# Records contained in a dataset:
** start **
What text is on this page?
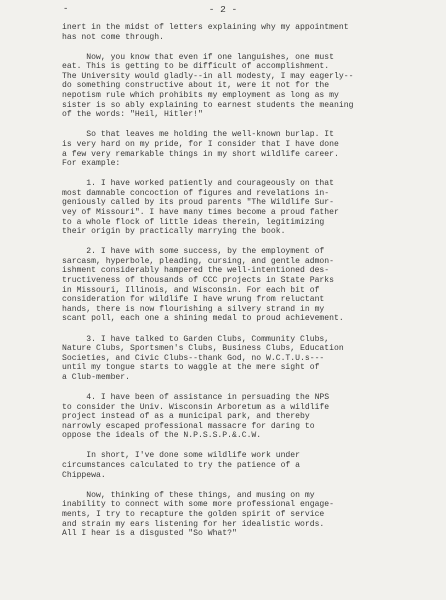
-	- 2 -

inert in the midst of letters explaining why my appointment
has not come through.

Now, you know that even if one languishes, one must
eat. This is getting to be difficult of accomplishment.
The University would gladly--in all modesty, I may eagerly--
do something constructive about it, were it not for the
nepotism rule which prohibits my employment as long as my
sister is so ably explaining to earnest students the meaning
of the words: "Heil, Hitler!"

So that leaves me holding the well-known burlap. It
is very hard on my pride, for I consider that I have done
a few very remarkable things in my short wildlife career.
For example:

1. I have worked patiently and courageously on that
most damnable concoction of figures and revelations in-
geniously called by its proud parents "The Wildlife Sur-
vey of Missouri". I have many times become a proud father
to a whole flock of little ideas therein, legitimizing
their origin by practically marrying the book.

2. I have with some success, by the employment of
sarcasm, hyperbole, pleading, cursing, and gentle admon-
ishment considerably hampered the well-intentioned des-
tructiveness of thousands of CCC projects in State Parks
in Missouri, Illinois, and Wisconsin. For each bit of
consideration for wildlife I have wrung from reluctant
hands, there is now flourishing a silvery strand in my
scant poll, each one a shining medal to proud achievement.

3. I have talked to Garden Clubs, Community Clubs,
Nature Clubs, Sportsmen's Clubs, Business Clubs, Education
Societies, and Civic Clubs--thank God, no W.C.T.U.s---
until my tongue starts to waggle at the mere sight of
a Club-member.

4. I have been of assistance in persuading the NPS
to consider the Univ. Wisconsin Arboretum as a wildlife
project instead of as a municipal park, and thereby
narrowly escaped professional massacre for daring to
oppose the ideals of the N.P.S.S.P.&.C.W.

In short, I've done some wildlife work under
circumstances calculated to try the patience of a
Chippewa.

Now, thinking of these things, and musing on my
inability to connect with some more professional engage-
ments, I try to recapture the golden spirit of service
and strain my ears listening for her idealistic words.
All I hear is a disgusted "So What?"
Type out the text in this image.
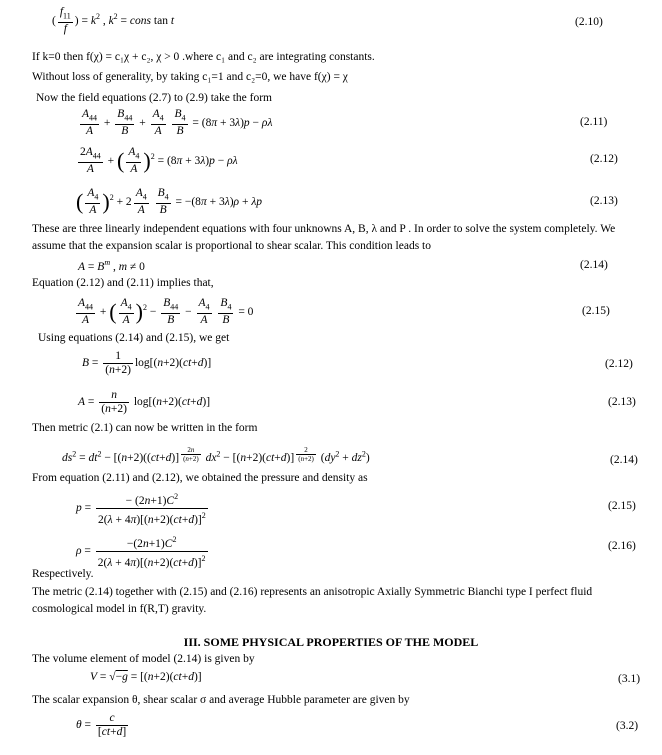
( $\frac{f_{11}}{f}$ ) = $k^2$ , $k^2$ = cons tan t	(2.10)
If k=0 then f(χ) = c₁χ + c₂, χ > 0 .where c₁ and c₂ are integrating constants.
Without loss of generality, by taking c₁=1 and c₂=0, we have f(χ) = χ
Now the field equations (2.7) to (2.9) take the form
$\frac{A_{44}}{A} + \frac{B_{44}}{B} + \frac{A_4}{A}$
$\frac{B_4}{B} = (8\pi + 3\lambda)p - \rho\lambda$	(2.11)
$\frac{2A_{44}}{A}$ + ( $\frac{A_4}{A} )^2 = (8\pi + 3\lambda)p - \rho\lambda$	(2.12)
( $\frac{A_4}{A} )^2 + 2 \frac{A_4}{A}$
$\frac{B_4}{B} = -(8\pi + 3\lambda)\rho + \lambda p$	(2.13)
These are three linearly independent equations with four unknowns A, B, λ and P . In order to solve the system completely. We
assume that the expansion scalar is proportional to shear scalar. This condition leads to
$A = B^m$ , m ≠ 0	(2.14)
Equation (2.12) and (2.11) implies that,
$\frac{A_{44}}{A}$ + ( $\frac{A_4}{A} )^2 - \frac{B_{44}}{B} - \frac{A_4}{A}$
$\frac{B_4}{B} = 0$	(2.15)
Using equations (2.14) and (2.15), we get
$B = \frac{1}{(n+2)} \log[(n+2)(ct+d)]$	(2.12)
$A = \frac{n}{(n+2)} \log[(n+2)(ct+d)]$	(2.13)
Then metric (2.1) can now be written in the form
$ds^2 = dt^2 - [(n+2)((ct+d)]$ $^{\frac{2n}{(n+2)}}$ $dx^2 - [(n+2)(ct+d)]$ $^{\frac{2}{(n+2)}}$ $(dy^2 + dz^2)$	(2.14)
From equation (2.11) and (2.12), we obtained the pressure and density as
$p = \frac{- (2n+1)C^2}{2(\lambda + 4\pi)[(n+2)(ct+d)]^2}$	(2.15)
$\rho = \frac{-(2n+1)C^2}{2(\lambda + 4\pi)[(n+2)(ct+d)]^2}$	(2.16)
Respectively.
The metric (2.14) together with (2.15) and (2.16) represents an anisotropic Axially Symmetric Bianchi type I perfect fluid
cosmological model in f(R,T) gravity.
III. SOME PHYSICAL PROPERTIES OF THE MODEL
The volume element of model (2.14) is given by
V = √−g = [(n+2)(ct+d)]	(3.1)
The scalar expansion θ, shear scalar σ and average Hubble parameter are given by
$\theta = \frac{c}{[ct+d]}$	(3.2)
** end **
# SET TASK:
Where a line holds "explaining", copy that line.

# EXERCISE RESPONSE:
inert in the midst of letters explaining why my appointment
sister is so ably explaining to earnest students the meaning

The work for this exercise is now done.